### Source excerpt
## begin
Apple's future in the hands of Newton: Larry Black looks at the progress of the computer company's technological breakthrough - a 'digital assistant'

Click to follow
The Independent Online
VAPOURWARE is what Silicon Valley calls a new technology that is hyped to the public long before it can actually be applied to a useful product.

While Newton, the long-promised 'digital assistant' that Apple Computer will unveil today, is not quite that ethereal, the label is sticking - an unfortunate debut for a product on which the company is apparently staking its future.

Newton - a 'personal communicator' that can not yet communicate, a mass-market consumer product hastily repackaged as a business tool - is in fact a technological breakthrough, the latest in a long line of innovative designs that have allowed Apple to insulate itself from the cruel realities and tight profit margins of the greater computer marketplace. But it is nonetheless a product that is being rushed to market prematurely, despite several delays that have cost Apple its lead in a business that many believe will be the future of computing.

Apple has made marketing mistakes in the past, but this time around it appears to have had little choice but to get some sort of digital assistant into the stores. Apple's chance to define the market is rapidly disappearing, as rivals converge on it from other angles: personal organisers are getting more sophisticated, cellular phones are adding bigger displays, palm-top computers are becoming smaller and more user-friendly.

Time is also running out for Apple in other ways. Like IBM before it - which saw its core business, mainframes, collapse long before successors were ready - Apple has seen its protected niche in personal computers evaporate in the past 18 months, and its profits with it. Advances in Microsoft's Windows operating system have virtually eliminated the 'easy-to-use' edge its Macintosh long enjoyed over IBM clones, exposing it directly to the price wars raging elsewhere in the PC market.

Its hugely successful Powerbook portable was to have eased the transition foreseen for Apple some time ago by the chairman, John Sculley, from being a manufacturer of hardware in an increasingly competitive, low-margin market to becoming a software and information network designer that sees devices like Newton simply as a gateway to its businesses. But the pace of change in the computer business has accelerated logarithmically; after selling dollars 1bn worth of Powerbooks in a year, Apple finds its notebook already being supplanted by IBM's Thinkpad and Hewlett- Packard's Omnibook.

Too late did Mr Sculley - who resigned as chief executive in June - realise that Apple's products were no longer so unique that they could command profit margins twice that of companies like Compaq, Dell or IBM, now its direct rivals in the PC market. As early as 1991, Apple shifted strategy, from premium pricing to one aimed at grabbing market share, but to date, its price-cutting has not generated enough new volume to offset the lost revenues.

Sales fell 7 per cent in the most recent quarter, forcing Apple to cut its worldwide staff by 16 per cent in an effort to save dollars 250m a year - and thus bring its costs into line with its cut-throat competition.

Apple's president, Michael Spindler, who took over from Mr Sculley as chief executive, says he is confident Apple's PC business 'can be put back on a growth path by aggressively pursuing market share. But at the same time, we must significantly - and permanently - lower our cost of doing business.'

But in this new reality, its niche is now a serious liability. Microsoft's operating systems outsell the Mac's eight-to-one, and boast four times as many software applications. Where Mac versions are available, they're often more expensive. So after rising three points in as many years, Apple's share of the worldwide PC market has levelled off at about 12 per cent, far below the 20 per cent it is shooting for; in the first six months of the year, it fell to third in the rankings bethind IBM and Compaq in the number of units shipped.
## end
### Directions
A. From the Newton article, print the passage starting at "Click to follow" and ending at "a useful product.".
B. According to the Newton article, who took over from John Sculley as Apple's chief executive?
C. Go on with the Newton article, picking up right after its final sentence.

### Extracted material
## begin
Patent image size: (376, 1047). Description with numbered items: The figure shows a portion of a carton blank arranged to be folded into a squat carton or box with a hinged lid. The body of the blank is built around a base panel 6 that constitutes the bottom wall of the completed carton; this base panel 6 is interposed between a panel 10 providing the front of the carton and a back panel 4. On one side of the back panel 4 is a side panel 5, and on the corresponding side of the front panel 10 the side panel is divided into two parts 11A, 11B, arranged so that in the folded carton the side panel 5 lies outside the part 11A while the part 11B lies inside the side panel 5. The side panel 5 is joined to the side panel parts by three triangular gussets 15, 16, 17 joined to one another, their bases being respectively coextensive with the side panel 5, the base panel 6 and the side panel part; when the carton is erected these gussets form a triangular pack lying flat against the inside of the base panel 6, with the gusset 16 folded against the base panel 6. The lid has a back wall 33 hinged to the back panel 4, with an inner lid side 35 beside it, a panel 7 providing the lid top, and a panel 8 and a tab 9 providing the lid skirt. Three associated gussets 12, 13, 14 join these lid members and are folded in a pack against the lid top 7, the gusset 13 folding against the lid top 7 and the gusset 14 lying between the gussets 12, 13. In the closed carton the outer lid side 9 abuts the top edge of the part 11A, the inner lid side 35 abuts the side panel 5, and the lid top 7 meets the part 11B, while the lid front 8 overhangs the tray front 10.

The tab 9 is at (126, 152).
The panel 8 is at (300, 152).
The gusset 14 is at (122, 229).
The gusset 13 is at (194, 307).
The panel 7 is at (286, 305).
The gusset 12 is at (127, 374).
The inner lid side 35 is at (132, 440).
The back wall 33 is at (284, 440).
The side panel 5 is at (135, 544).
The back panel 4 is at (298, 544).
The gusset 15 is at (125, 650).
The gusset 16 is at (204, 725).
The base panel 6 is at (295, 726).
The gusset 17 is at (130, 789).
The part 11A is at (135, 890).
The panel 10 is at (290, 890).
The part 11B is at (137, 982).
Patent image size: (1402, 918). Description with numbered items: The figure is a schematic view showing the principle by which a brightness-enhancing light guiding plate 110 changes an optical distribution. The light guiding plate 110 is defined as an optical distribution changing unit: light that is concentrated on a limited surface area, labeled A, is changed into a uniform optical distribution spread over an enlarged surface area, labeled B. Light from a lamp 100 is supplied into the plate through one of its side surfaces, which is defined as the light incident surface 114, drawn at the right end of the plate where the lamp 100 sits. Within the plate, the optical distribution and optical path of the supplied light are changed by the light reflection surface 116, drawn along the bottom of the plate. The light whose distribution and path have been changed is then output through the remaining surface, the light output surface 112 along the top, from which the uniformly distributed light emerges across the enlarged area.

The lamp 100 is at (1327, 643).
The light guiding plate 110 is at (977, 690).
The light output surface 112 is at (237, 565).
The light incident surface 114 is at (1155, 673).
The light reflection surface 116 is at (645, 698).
## end
### The responses
A.
Click to follow
The Independent Online
VAPOURWARE is what Silicon Valley calls a new technology that is hyped to the public long before it can actually be applied to a useful product.

B. Michael Spindler, Apple's president.

C.
'They are going to have to be much more aggressive price cutters than the IBM-compatible makers,' says Eugene Glazer, an industry analyst with the Dean Witter securities firm in New York. Many investors doubt Apple can; since the beginning of the year, Apple's share price has been cut in half, and dollars 4bn has been lopped off its market valuation.

But the last place a company like Apple ultimately wants to find itself in the 1990s 'is stuck in a rut in the commodity PC business,' Mr Sculley said in an interview with the Independent earlier this year. 'The personal computer business as we have known it is not a very attractive place.'

Apple believes its future is not as a competitor to Compaq and Dell, but in racing for the same ground Microsoft hopes to occupy, programming all the new digital devices that are supposed to replace everything from the television, telephone and computer to the local bank, library and school.

Newton and its Personal Interactive Electronics (Apple PIE) division are part of that shift, as is EZTV - its answer to Cablesoft, Microsoft's alliance with America's biggest cable companies - and Kaleida, the Apple- IBM joint venture that is trying to set new standards for multimedia programming. Meanwhile, Mr Sculley's new job entails striking alliances with information-network owners like AT&T and database sources ranging from Time Warner to Random House, the big publishing house.

The ability to pay for this, however - Apple spends almost dollars 700m a year on research and development - will depend on its ability to sell good old- fashioned computer hardware: ie Macs, upgraded with the new PowerPC chip that Apple designed in conjunction with IBM and Motorola, and priced competitively thanks to last month's cost-cutting.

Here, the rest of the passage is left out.